■ **EXERCISE REQUIREMENTS**
Every line with the string "Alternativer" should be gathered.

■ **MATERIAL PROVIDED**
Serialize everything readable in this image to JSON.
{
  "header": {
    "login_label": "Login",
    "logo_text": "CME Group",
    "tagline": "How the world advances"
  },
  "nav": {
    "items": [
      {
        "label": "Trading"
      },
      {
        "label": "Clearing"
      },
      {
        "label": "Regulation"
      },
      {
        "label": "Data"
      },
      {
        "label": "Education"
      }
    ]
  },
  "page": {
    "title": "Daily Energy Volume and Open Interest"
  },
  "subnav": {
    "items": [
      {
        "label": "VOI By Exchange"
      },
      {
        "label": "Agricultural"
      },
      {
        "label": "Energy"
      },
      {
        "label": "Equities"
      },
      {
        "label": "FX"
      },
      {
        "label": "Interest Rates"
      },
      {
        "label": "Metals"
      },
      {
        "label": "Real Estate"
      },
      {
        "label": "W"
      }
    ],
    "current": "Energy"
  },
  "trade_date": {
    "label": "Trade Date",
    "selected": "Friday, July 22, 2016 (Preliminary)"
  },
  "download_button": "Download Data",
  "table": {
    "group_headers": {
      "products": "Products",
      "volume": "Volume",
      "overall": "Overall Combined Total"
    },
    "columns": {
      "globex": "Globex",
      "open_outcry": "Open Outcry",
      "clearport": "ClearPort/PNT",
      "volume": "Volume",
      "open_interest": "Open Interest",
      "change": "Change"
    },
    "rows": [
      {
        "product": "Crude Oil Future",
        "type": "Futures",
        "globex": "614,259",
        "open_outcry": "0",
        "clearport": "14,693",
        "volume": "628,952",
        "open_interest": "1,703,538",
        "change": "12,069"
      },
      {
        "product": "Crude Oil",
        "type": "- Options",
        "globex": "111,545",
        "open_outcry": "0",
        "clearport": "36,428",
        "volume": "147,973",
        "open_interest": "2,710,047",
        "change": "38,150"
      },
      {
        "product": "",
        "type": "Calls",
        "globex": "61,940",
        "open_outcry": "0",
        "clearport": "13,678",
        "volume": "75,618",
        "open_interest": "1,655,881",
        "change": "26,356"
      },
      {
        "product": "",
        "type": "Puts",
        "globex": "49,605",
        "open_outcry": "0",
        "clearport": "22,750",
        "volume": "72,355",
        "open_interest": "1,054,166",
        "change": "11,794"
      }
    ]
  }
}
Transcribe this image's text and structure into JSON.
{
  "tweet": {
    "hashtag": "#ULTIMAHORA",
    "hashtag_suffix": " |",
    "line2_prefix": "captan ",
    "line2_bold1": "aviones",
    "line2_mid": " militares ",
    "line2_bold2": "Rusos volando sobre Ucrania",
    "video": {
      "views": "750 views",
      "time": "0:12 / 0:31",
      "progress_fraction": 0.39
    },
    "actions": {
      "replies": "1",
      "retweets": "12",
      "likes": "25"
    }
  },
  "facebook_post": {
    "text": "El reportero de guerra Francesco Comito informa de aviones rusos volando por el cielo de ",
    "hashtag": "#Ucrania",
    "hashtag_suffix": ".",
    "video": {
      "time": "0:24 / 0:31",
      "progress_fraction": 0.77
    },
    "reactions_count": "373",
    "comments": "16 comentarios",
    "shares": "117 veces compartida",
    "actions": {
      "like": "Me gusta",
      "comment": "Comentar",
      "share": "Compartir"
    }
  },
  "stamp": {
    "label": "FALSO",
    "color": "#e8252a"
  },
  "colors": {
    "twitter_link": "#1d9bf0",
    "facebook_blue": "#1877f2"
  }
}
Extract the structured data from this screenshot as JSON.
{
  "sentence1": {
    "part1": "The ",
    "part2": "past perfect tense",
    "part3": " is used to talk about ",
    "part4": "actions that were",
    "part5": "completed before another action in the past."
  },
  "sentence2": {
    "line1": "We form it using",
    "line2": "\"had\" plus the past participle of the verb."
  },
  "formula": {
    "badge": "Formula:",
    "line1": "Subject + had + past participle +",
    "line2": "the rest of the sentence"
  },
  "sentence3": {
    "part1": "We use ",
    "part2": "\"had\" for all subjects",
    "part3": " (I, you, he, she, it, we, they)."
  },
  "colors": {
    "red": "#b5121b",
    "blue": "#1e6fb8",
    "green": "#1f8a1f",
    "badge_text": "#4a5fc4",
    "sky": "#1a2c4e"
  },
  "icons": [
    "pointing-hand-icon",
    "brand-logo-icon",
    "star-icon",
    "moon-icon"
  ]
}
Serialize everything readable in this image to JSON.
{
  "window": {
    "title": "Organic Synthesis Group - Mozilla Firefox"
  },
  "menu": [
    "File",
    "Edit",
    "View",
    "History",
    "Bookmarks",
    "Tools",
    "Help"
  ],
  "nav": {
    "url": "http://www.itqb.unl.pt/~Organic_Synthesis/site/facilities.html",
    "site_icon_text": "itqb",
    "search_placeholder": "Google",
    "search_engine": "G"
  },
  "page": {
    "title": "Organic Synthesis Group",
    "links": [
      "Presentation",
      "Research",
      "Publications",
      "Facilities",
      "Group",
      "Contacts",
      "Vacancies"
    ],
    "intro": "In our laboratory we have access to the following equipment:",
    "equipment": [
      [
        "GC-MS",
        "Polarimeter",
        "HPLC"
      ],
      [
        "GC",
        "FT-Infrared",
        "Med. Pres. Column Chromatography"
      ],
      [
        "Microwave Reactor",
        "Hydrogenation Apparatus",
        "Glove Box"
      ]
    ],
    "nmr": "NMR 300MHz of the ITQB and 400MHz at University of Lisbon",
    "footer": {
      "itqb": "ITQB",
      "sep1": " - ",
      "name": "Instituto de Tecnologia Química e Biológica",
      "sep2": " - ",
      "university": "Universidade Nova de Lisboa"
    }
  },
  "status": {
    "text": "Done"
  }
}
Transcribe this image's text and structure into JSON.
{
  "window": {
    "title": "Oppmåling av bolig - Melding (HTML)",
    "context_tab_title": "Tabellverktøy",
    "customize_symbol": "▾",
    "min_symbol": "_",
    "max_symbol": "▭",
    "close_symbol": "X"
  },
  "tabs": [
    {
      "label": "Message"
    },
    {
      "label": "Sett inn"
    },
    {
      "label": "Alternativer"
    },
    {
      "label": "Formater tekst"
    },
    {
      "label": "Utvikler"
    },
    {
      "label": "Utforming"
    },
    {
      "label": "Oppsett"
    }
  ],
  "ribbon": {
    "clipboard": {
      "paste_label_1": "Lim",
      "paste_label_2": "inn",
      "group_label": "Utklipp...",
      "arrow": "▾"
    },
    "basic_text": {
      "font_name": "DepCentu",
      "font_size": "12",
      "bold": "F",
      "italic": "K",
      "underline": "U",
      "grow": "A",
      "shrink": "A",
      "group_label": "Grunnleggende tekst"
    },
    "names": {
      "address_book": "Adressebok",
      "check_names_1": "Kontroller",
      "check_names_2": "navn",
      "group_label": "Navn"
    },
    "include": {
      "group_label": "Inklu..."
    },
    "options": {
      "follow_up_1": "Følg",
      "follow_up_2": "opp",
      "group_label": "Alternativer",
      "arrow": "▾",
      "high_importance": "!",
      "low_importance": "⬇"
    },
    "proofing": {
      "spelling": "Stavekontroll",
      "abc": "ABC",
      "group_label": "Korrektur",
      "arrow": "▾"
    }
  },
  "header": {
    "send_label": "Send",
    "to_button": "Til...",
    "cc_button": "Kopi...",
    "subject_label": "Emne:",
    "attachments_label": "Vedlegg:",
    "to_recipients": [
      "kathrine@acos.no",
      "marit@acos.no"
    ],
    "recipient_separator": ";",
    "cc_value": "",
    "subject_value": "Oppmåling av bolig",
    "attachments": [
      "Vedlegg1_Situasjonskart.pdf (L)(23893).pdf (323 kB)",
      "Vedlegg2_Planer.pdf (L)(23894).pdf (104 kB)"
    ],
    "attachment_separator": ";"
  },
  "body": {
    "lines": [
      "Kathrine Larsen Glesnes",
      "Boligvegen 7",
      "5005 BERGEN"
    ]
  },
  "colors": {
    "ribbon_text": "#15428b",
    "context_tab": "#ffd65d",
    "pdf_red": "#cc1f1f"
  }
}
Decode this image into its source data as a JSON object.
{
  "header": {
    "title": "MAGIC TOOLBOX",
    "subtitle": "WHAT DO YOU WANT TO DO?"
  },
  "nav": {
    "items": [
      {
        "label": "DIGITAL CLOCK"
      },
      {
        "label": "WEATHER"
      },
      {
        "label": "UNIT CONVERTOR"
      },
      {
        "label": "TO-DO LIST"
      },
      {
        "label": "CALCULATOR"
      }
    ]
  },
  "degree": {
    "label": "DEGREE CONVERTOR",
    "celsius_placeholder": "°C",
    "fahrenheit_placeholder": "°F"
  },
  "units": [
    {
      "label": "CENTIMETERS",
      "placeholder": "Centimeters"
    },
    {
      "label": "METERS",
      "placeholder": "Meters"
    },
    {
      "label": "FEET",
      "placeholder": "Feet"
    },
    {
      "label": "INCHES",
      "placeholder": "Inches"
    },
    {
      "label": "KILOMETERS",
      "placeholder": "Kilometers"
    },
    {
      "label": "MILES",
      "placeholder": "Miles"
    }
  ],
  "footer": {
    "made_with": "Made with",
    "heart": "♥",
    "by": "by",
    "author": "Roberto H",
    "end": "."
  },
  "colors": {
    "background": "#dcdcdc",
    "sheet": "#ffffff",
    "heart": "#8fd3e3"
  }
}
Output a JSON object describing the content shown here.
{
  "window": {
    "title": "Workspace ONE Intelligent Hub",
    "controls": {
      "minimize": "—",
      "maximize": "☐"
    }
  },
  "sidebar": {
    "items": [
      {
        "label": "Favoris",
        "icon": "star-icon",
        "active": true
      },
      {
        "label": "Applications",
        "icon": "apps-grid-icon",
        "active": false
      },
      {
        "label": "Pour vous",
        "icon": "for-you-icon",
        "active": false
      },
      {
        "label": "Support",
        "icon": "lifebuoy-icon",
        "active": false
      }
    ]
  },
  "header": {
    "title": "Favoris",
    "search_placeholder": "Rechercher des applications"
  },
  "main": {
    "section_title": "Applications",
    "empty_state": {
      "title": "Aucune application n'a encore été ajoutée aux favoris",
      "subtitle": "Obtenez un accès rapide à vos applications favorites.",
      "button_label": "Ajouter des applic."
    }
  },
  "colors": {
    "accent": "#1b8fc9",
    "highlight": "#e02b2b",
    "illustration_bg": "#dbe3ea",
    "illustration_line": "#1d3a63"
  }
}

■ **THE RESPONSE**
      "label": "Alternativer"
      "group_label": "Alternativer",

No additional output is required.